__Description of the task__. State how many lines in the entries below contain "result". Write nothing but the number.

__Records to use__.
================================

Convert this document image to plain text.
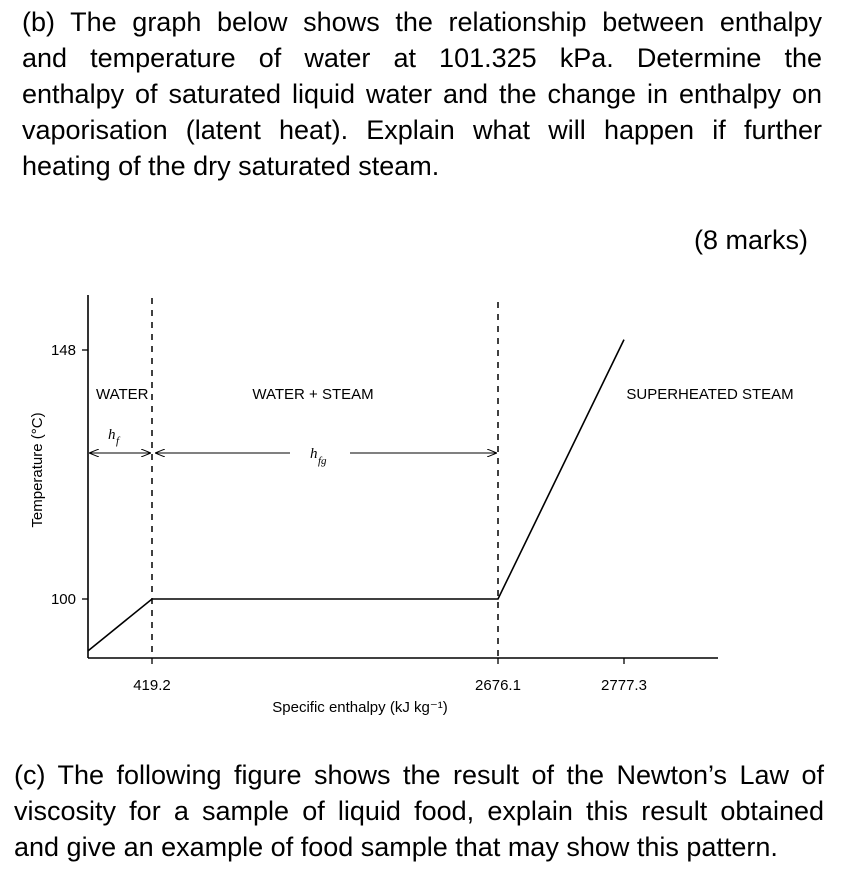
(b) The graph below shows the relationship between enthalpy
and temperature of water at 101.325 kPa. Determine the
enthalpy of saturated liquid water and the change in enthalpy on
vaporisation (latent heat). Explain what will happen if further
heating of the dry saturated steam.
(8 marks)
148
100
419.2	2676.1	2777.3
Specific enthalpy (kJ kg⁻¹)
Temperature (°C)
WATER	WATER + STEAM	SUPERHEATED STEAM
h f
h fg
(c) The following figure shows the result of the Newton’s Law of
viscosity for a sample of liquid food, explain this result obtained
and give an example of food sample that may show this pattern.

================================

__Answer to this problem__. 2